Material:
--------------------------------------------------

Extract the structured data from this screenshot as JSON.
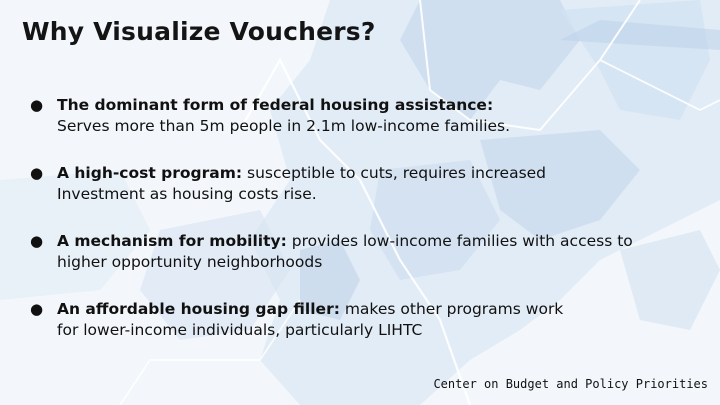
{
  "slide": {
    "title": "Why Visualize Vouchers?",
    "bullets": [
      {
        "lead": "The dominant form of federal housing assistance:",
        "rest": "",
        "line2": "Serves more than 5m people in 2.1m low-income families."
      },
      {
        "lead": "A high-cost program:",
        "rest": " susceptible to cuts, requires increased",
        "line2": "Investment as housing costs rise."
      },
      {
        "lead": "A mechanism for mobility:",
        "rest": " provides low-income families with access to",
        "line2": "higher opportunity neighborhoods"
      },
      {
        "lead": "An affordable housing gap filler:",
        "rest": " makes other programs work",
        "line2": "for lower-income individuals, particularly LIHTC"
      }
    ],
    "footer": "Center on Budget and Policy Priorities"
  },
  "background": {
    "kind": "choropleth-map",
    "colors": [
      "#dce8f4",
      "#c9dbee",
      "#b9cfe8",
      "#e8f0f8"
    ]
  },
  "bullet_glyph": "●"
}
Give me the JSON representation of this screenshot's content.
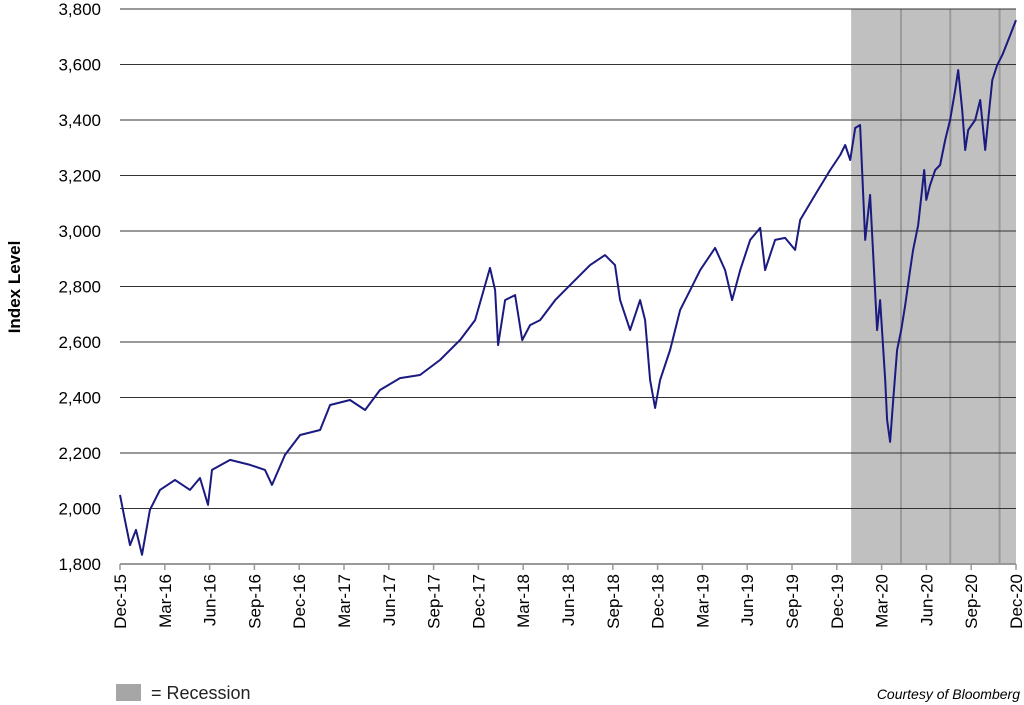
{
  "chart_data": {
    "type": "line",
    "title": "",
    "xlabel": "",
    "ylabel": "Index Level",
    "ylim": [
      1800,
      3800
    ],
    "yticks": [
      1800,
      2000,
      2200,
      2400,
      2600,
      2800,
      3000,
      3200,
      3400,
      3600,
      3800
    ],
    "ytick_labels": [
      "1,800",
      "2,000",
      "2,200",
      "2,400",
      "2,600",
      "2,800",
      "3,000",
      "3,200",
      "3,400",
      "3,600",
      "3,800"
    ],
    "x_unit": "months since Dec-15",
    "xlim": [
      0,
      60
    ],
    "xtick_labels": [
      "Dec-15",
      "Mar-16",
      "Jun-16",
      "Sep-16",
      "Dec-16",
      "Mar-17",
      "Jun-17",
      "Sep-17",
      "Dec-17",
      "Mar-18",
      "Jun-18",
      "Sep-18",
      "Dec-18",
      "Mar-19",
      "Jun-19",
      "Sep-19",
      "Dec-19",
      "Mar-20",
      "Jun-20",
      "Sep-20",
      "Dec-20"
    ],
    "grid": "horizontal",
    "line_color": "#1a1a80",
    "recession_color": "#c0c0c0",
    "recession": {
      "start": 48.96,
      "end": 60,
      "dividers": [
        52.3,
        55.6,
        58.9
      ]
    },
    "series": [
      {
        "name": "Index Level",
        "points": [
          [
            0,
            2049
          ],
          [
            0.33,
            1959
          ],
          [
            0.67,
            1868
          ],
          [
            1.07,
            1923
          ],
          [
            1.47,
            1833
          ],
          [
            2.0,
            1995
          ],
          [
            2.68,
            2067
          ],
          [
            3.68,
            2103
          ],
          [
            4.69,
            2067
          ],
          [
            5.36,
            2110
          ],
          [
            5.89,
            2013
          ],
          [
            6.16,
            2139
          ],
          [
            7.37,
            2175
          ],
          [
            8.71,
            2157
          ],
          [
            9.71,
            2139
          ],
          [
            10.18,
            2085
          ],
          [
            11.05,
            2193
          ],
          [
            12.06,
            2265
          ],
          [
            13.4,
            2283
          ],
          [
            14.07,
            2373
          ],
          [
            15.4,
            2391
          ],
          [
            16.41,
            2355
          ],
          [
            17.41,
            2427
          ],
          [
            18.75,
            2470
          ],
          [
            20.09,
            2481
          ],
          [
            21.43,
            2535
          ],
          [
            22.77,
            2607
          ],
          [
            23.78,
            2679
          ],
          [
            24.78,
            2867
          ],
          [
            25.12,
            2787
          ],
          [
            25.32,
            2589
          ],
          [
            25.79,
            2751
          ],
          [
            26.46,
            2769
          ],
          [
            26.93,
            2607
          ],
          [
            27.46,
            2661
          ],
          [
            28.13,
            2679
          ],
          [
            29.14,
            2751
          ],
          [
            30.14,
            2805
          ],
          [
            31.48,
            2877
          ],
          [
            32.48,
            2913
          ],
          [
            33.15,
            2877
          ],
          [
            33.49,
            2751
          ],
          [
            34.16,
            2643
          ],
          [
            34.83,
            2751
          ],
          [
            35.16,
            2679
          ],
          [
            35.5,
            2463
          ],
          [
            35.83,
            2362
          ],
          [
            36.17,
            2463
          ],
          [
            36.84,
            2571
          ],
          [
            37.51,
            2715
          ],
          [
            38.18,
            2787
          ],
          [
            38.85,
            2859
          ],
          [
            39.85,
            2939
          ],
          [
            40.52,
            2859
          ],
          [
            40.99,
            2751
          ],
          [
            41.53,
            2859
          ],
          [
            42.2,
            2968
          ],
          [
            42.87,
            3011
          ],
          [
            43.2,
            2859
          ],
          [
            43.87,
            2968
          ],
          [
            44.54,
            2975
          ],
          [
            45.21,
            2932
          ],
          [
            45.55,
            3040
          ],
          [
            46.55,
            3130
          ],
          [
            47.56,
            3220
          ],
          [
            48.23,
            3274
          ],
          [
            48.56,
            3310
          ],
          [
            48.9,
            3256
          ],
          [
            49.23,
            3371
          ],
          [
            49.56,
            3382
          ],
          [
            49.9,
            2968
          ],
          [
            50.23,
            3130
          ],
          [
            50.7,
            2643
          ],
          [
            50.9,
            2751
          ],
          [
            51.24,
            2463
          ],
          [
            51.37,
            2319
          ],
          [
            51.57,
            2240
          ],
          [
            51.78,
            2391
          ],
          [
            52.04,
            2571
          ],
          [
            52.31,
            2643
          ],
          [
            52.58,
            2733
          ],
          [
            52.91,
            2859
          ],
          [
            53.11,
            2932
          ],
          [
            53.45,
            3022
          ],
          [
            53.85,
            3220
          ],
          [
            53.99,
            3112
          ],
          [
            54.25,
            3166
          ],
          [
            54.59,
            3220
          ],
          [
            54.92,
            3238
          ],
          [
            55.26,
            3328
          ],
          [
            55.59,
            3400
          ],
          [
            55.93,
            3508
          ],
          [
            56.13,
            3580
          ],
          [
            56.4,
            3436
          ],
          [
            56.6,
            3292
          ],
          [
            56.8,
            3364
          ],
          [
            57.27,
            3400
          ],
          [
            57.6,
            3472
          ],
          [
            57.94,
            3292
          ],
          [
            58.14,
            3400
          ],
          [
            58.41,
            3544
          ],
          [
            58.74,
            3598
          ],
          [
            59.08,
            3634
          ],
          [
            59.61,
            3706
          ],
          [
            60,
            3760
          ]
        ]
      }
    ],
    "legend": {
      "label": "= Recession",
      "placement": "bottom-left"
    },
    "annotation": "Courtesy of Bloomberg"
  }
}
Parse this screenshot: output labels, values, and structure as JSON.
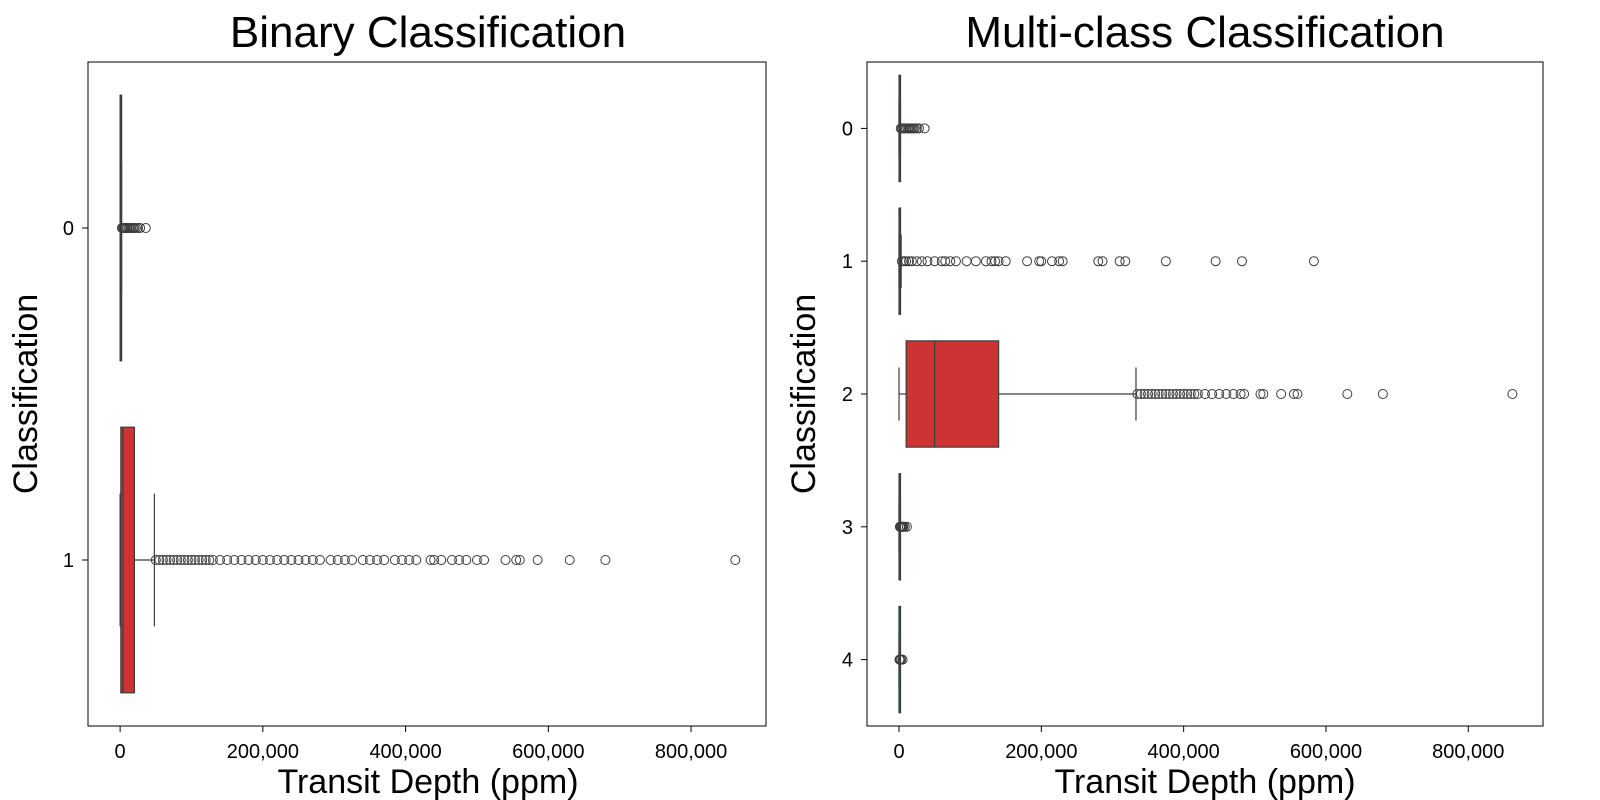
{
  "chart_data": [
    {
      "type": "boxplot",
      "orientation": "horizontal",
      "title": "Binary Classification",
      "xlabel": "Transit Depth (ppm)",
      "ylabel": "Classification",
      "xlim": [
        -45000,
        905000
      ],
      "xticks": [
        0,
        200000,
        400000,
        600000,
        800000
      ],
      "xtick_labels": [
        "0",
        "200,000",
        "400,000",
        "600,000",
        "800,000"
      ],
      "categories": [
        "0",
        "1"
      ],
      "box_color": "#cd3333",
      "line_color": "#3c3c3c",
      "grid": false,
      "boxes": [
        {
          "category": "0",
          "whisker_low": 0,
          "q1": 0,
          "median": 200,
          "q3": 600,
          "whisker_high": 2000,
          "outliers": [
            2500,
            3500,
            5000,
            6500,
            8000,
            10000,
            12000,
            14000,
            16000,
            18000,
            20000,
            22000,
            25000,
            28000,
            36000
          ]
        },
        {
          "category": "1",
          "whisker_low": 0,
          "q1": 1000,
          "median": 4000,
          "q3": 20000,
          "whisker_high": 48000,
          "outliers": [
            50000,
            55000,
            60000,
            65000,
            70000,
            75000,
            80000,
            85000,
            90000,
            95000,
            100000,
            105000,
            110000,
            115000,
            120000,
            125000,
            130000,
            140000,
            150000,
            160000,
            170000,
            180000,
            190000,
            200000,
            210000,
            220000,
            230000,
            240000,
            250000,
            260000,
            270000,
            280000,
            295000,
            305000,
            315000,
            325000,
            340000,
            350000,
            360000,
            370000,
            385000,
            395000,
            405000,
            415000,
            435000,
            440000,
            450000,
            465000,
            475000,
            485000,
            500000,
            510000,
            540000,
            555000,
            560000,
            585000,
            630000,
            680000,
            862000
          ]
        }
      ]
    },
    {
      "type": "boxplot",
      "orientation": "horizontal",
      "title": "Multi-class Classification",
      "xlabel": "Transit Depth (ppm)",
      "ylabel": "Classification",
      "xlim": [
        -45000,
        905000
      ],
      "xticks": [
        0,
        200000,
        400000,
        600000,
        800000
      ],
      "xtick_labels": [
        "0",
        "200,000",
        "400,000",
        "600,000",
        "800,000"
      ],
      "categories": [
        "0",
        "1",
        "2",
        "3",
        "4"
      ],
      "box_color": "#cd3333",
      "line_color": "#3c3c3c",
      "grid": false,
      "boxes": [
        {
          "category": "0",
          "whisker_low": 0,
          "q1": 0,
          "median": 200,
          "q3": 600,
          "whisker_high": 2000,
          "outliers": [
            2500,
            4000,
            6000,
            8000,
            10000,
            12000,
            14000,
            16000,
            18000,
            20000,
            22000,
            25000,
            28000,
            36000
          ]
        },
        {
          "category": "1",
          "whisker_low": 0,
          "q1": 0,
          "median": 300,
          "q3": 1000,
          "whisker_high": 3000,
          "outliers": [
            4000,
            7000,
            10000,
            14000,
            18000,
            25000,
            32000,
            40000,
            50000,
            60000,
            65000,
            72000,
            80000,
            95000,
            108000,
            122000,
            130000,
            135000,
            140000,
            150000,
            180000,
            197000,
            200000,
            215000,
            225000,
            230000,
            280000,
            286000,
            310000,
            318000,
            375000,
            445000,
            482000,
            583000
          ]
        },
        {
          "category": "2",
          "whisker_low": 0,
          "q1": 10000,
          "median": 50000,
          "q3": 140000,
          "whisker_high": 333000,
          "outliers": [
            335000,
            340000,
            345000,
            350000,
            355000,
            360000,
            365000,
            370000,
            375000,
            380000,
            385000,
            390000,
            395000,
            400000,
            405000,
            410000,
            415000,
            420000,
            430000,
            440000,
            450000,
            460000,
            470000,
            480000,
            485000,
            508000,
            512000,
            537000,
            555000,
            560000,
            630000,
            680000,
            862000
          ]
        },
        {
          "category": "3",
          "whisker_low": 0,
          "q1": 0,
          "median": 100,
          "q3": 300,
          "whisker_high": 800,
          "outliers": [
            1200,
            2000,
            3000,
            4000,
            5000,
            6000,
            8000,
            11000
          ]
        },
        {
          "category": "4",
          "whisker_low": 0,
          "q1": 0,
          "median": 50,
          "q3": 150,
          "whisker_high": 400,
          "outliers": [
            600,
            1500,
            3000,
            5000
          ]
        }
      ]
    }
  ]
}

--------------------------------------------------

Exercise aim: Go through the listing above and return every line where the word "income" occurs.

Output below:
        "line2": "Serves more than 5m people in 2.1m low-income families."
        "rest": " provides low-income families with access to",
        "line2": "for lower-income individuals, particularly LIHTC"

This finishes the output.